## Input for this task:
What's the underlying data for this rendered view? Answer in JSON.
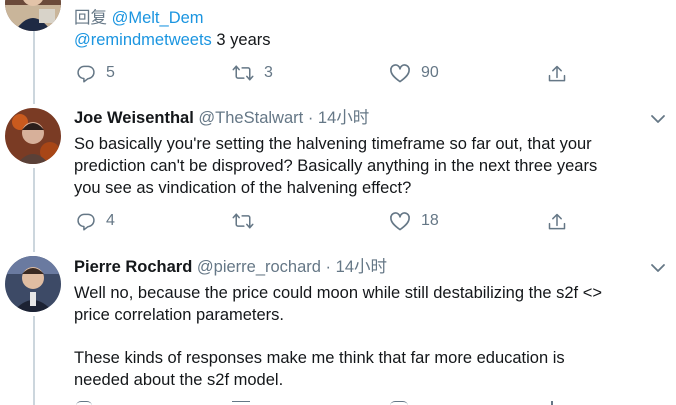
{
  "colors": {
    "link": "#1b95e0",
    "secondary": "#657786",
    "thread_line": "#ccd6dd"
  },
  "tweets": [
    {
      "reply_prefix": "回复",
      "reply_to": "@Melt_Dem",
      "mention": "@remindmetweets",
      "text_rest": " 3 years",
      "actions": {
        "reply_count": "5",
        "retweet_count": "3",
        "like_count": "90",
        "share_icon": "share-icon"
      }
    },
    {
      "name": "Joe Weisenthal",
      "handle": "@TheStalwart",
      "separator": "·",
      "time": "14小时",
      "lines": [
        "So basically you're setting the halvening timeframe so far out, that your",
        "prediction can't be disproved? Basically anything in the next three years",
        "you see as vindication of the halvening effect?"
      ],
      "actions": {
        "reply_count": "4",
        "retweet_count": "",
        "like_count": "18",
        "share_icon": "share-icon"
      }
    },
    {
      "name": "Pierre Rochard",
      "handle": "@pierre_rochard",
      "separator": "·",
      "time": "14小时",
      "lines": [
        "Well no, because the price could moon while still destabilizing the s2f <>",
        "price correlation parameters.",
        "",
        "These kinds of responses make me think that far more education is",
        "needed about the s2f model."
      ]
    }
  ]
}
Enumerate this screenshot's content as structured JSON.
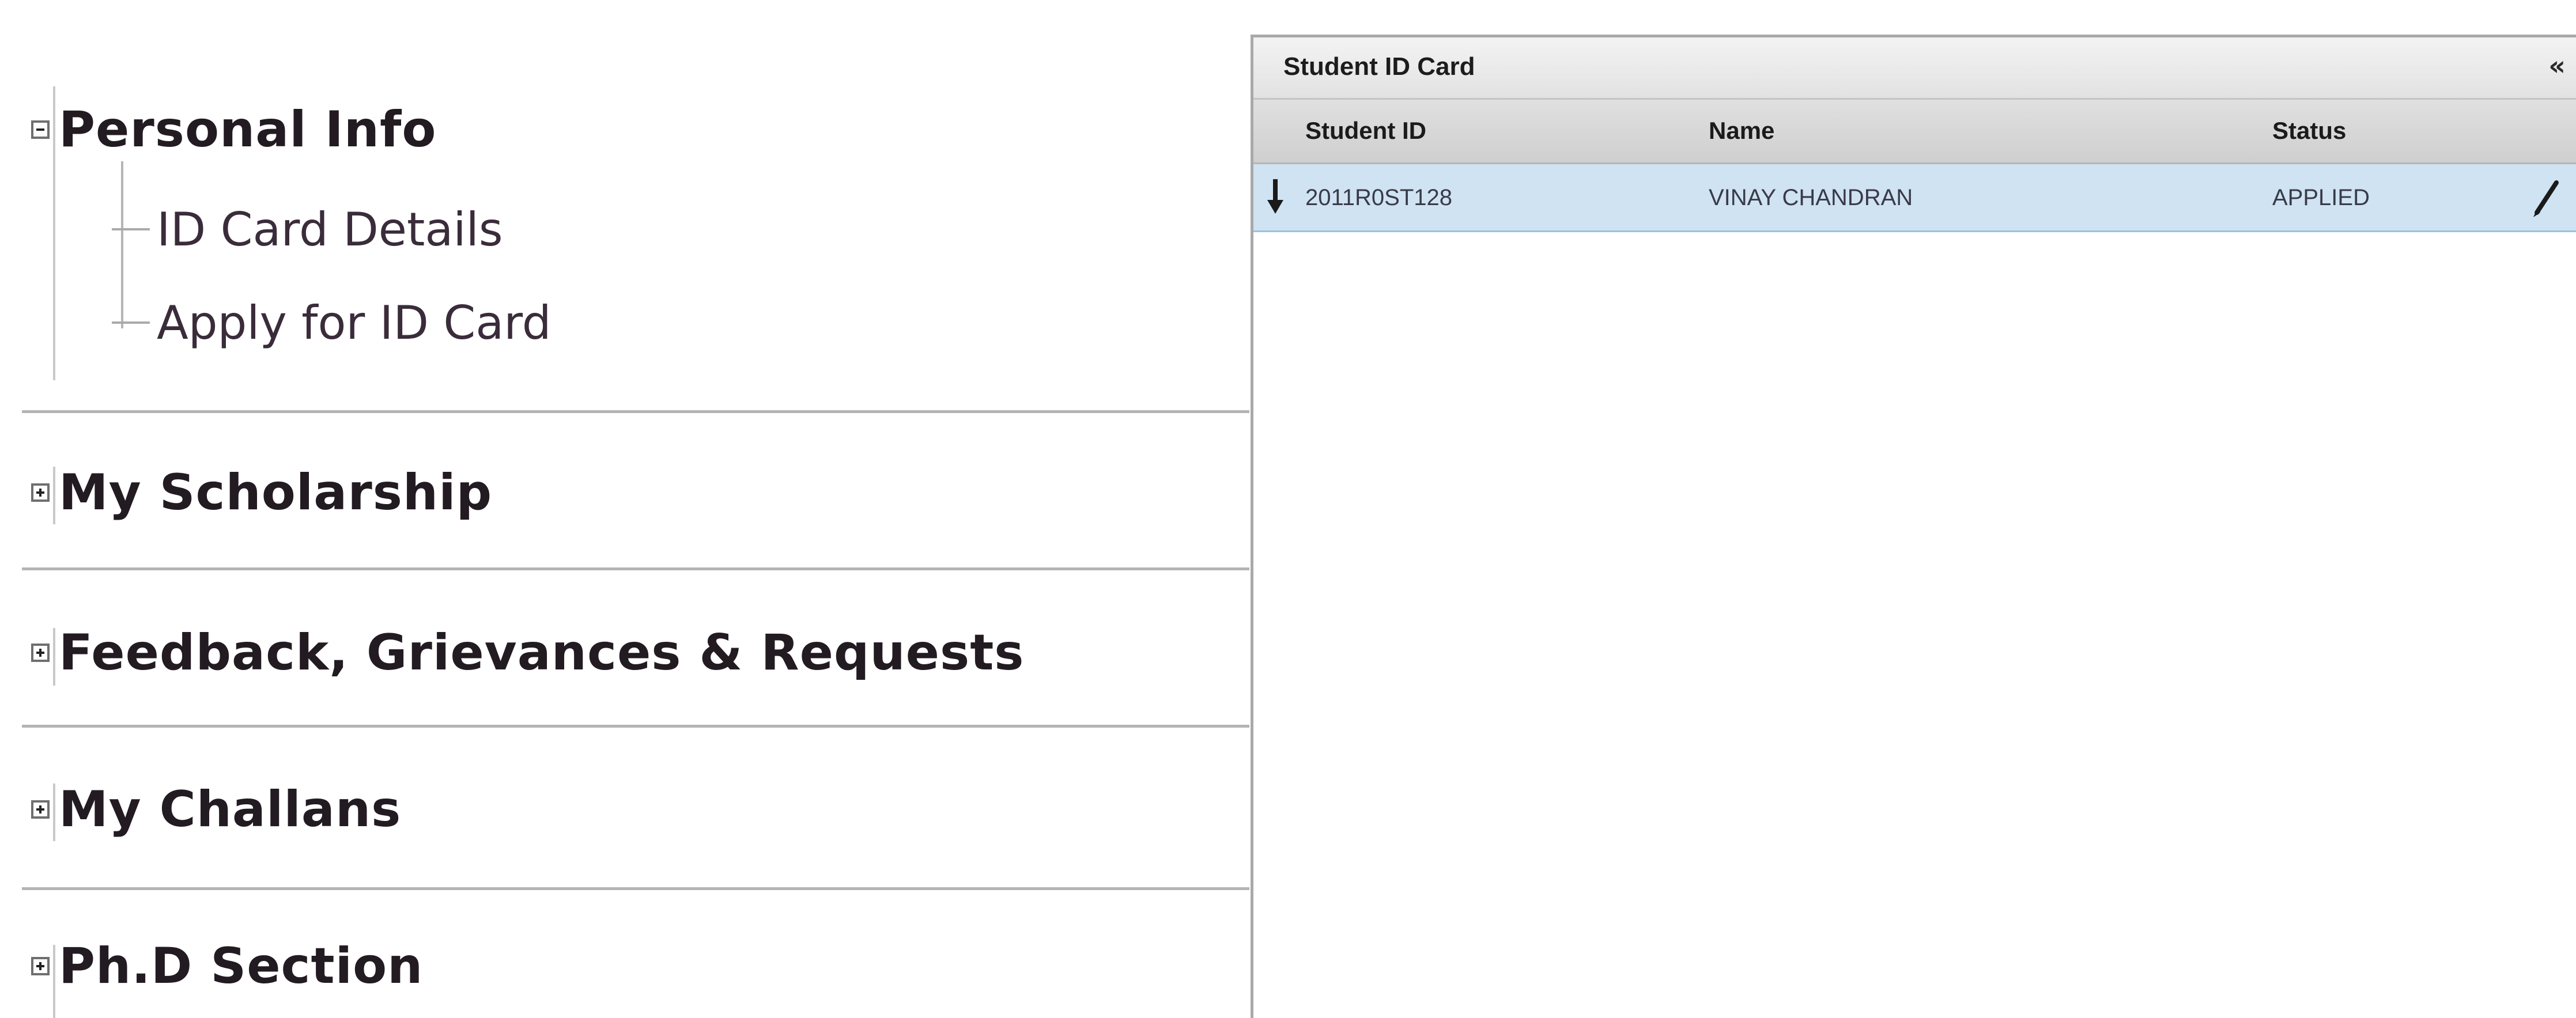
{
  "nav": {
    "personal_info": {
      "label": "Personal Info",
      "expanded": true,
      "items": [
        {
          "label": "ID Card Details"
        },
        {
          "label": "Apply for ID Card"
        }
      ]
    },
    "sections": [
      {
        "label": "My Scholarship",
        "expanded": false
      },
      {
        "label": "Feedback, Grievances & Requests",
        "expanded": false
      },
      {
        "label": "My Challans",
        "expanded": false
      },
      {
        "label": "Ph.D Section",
        "expanded": false
      }
    ]
  },
  "panel": {
    "title": "Student ID Card",
    "collapse_glyph": "«",
    "columns": [
      "Student ID",
      "Name",
      "Status"
    ],
    "rows": [
      {
        "student_id": "2011R0ST128",
        "name": "VINAY CHANDRAN",
        "status": "APPLIED",
        "selected": true
      }
    ]
  },
  "colors": {
    "selected_row": "#cfe3f2",
    "header_bg": "#d7d7d7",
    "nav_text": "#231b22"
  },
  "icons": {
    "expanded": "minus-box-icon",
    "collapsed": "plus-box-icon",
    "row_marker": "row-pointer-icon",
    "row_edit": "pencil-icon"
  }
}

## Exercise objective:
Would you mind returning each entry above word for word, skipping the images?

## Result:
What's the underlying data for this rendered view? Answer in JSON.
{
  "colors": {
    "link": "#1b95e0",
    "secondary": "#657786",
    "thread_line": "#ccd6dd"
  },
  "tweets": [
    {
      "reply_prefix": "回复",
      "reply_to": "@Melt_Dem",
      "mention": "@remindmetweets",
      "text_rest": " 3 years",
      "actions": {
        "reply_count": "5",
        "retweet_count": "3",
        "like_count": "90",
        "share_icon": "share-icon"
      }
    },
    {
      "name": "Joe Weisenthal",
      "handle": "@TheStalwart",
      "separator": "·",
      "time": "14小时",
      "lines": [
        "So basically you're setting the halvening timeframe so far out, that your",
        "prediction can't be disproved? Basically anything in the next three years",
        "you see as vindication of the halvening effect?"
      ],
      "actions": {
        "reply_count": "4",
        "retweet_count": "",
        "like_count": "18",
        "share_icon": "share-icon"
      }
    },
    {
      "name": "Pierre Rochard",
      "handle": "@pierre_rochard",
      "separator": "·",
      "time": "14小时",
      "lines": [
        "Well no, because the price could moon while still destabilizing the s2f <>",
        "price correlation parameters.",
        "",
        "These kinds of responses make me think that far more education is",
        "needed about the s2f model."
      ]
    }
  ]
}
Enumerate this screenshot's content as structured JSON.
{
  "nav": {
    "personal_info": {
      "label": "Personal Info",
      "expanded": true,
      "items": [
        {
          "label": "ID Card Details"
        },
        {
          "label": "Apply for ID Card"
        }
      ]
    },
    "sections": [
      {
        "label": "My Scholarship",
        "expanded": false
      },
      {
        "label": "Feedback, Grievances & Requests",
        "expanded": false
      },
      {
        "label": "My Challans",
        "expanded": false
      },
      {
        "label": "Ph.D Section",
        "expanded": false
      }
    ]
  },
  "panel": {
    "title": "Student ID Card",
    "collapse_glyph": "«",
    "columns": [
      "Student ID",
      "Name",
      "Status"
    ],
    "rows": [
      {
        "student_id": "2011R0ST128",
        "name": "VINAY CHANDRAN",
        "status": "APPLIED",
        "selected": true
      }
    ]
  },
  "colors": {
    "selected_row": "#cfe3f2",
    "header_bg": "#d7d7d7",
    "nav_text": "#231b22"
  },
  "icons": {
    "expanded": "minus-box-icon",
    "collapsed": "plus-box-icon",
    "row_marker": "row-pointer-icon",
    "row_edit": "pencil-icon"
  }
}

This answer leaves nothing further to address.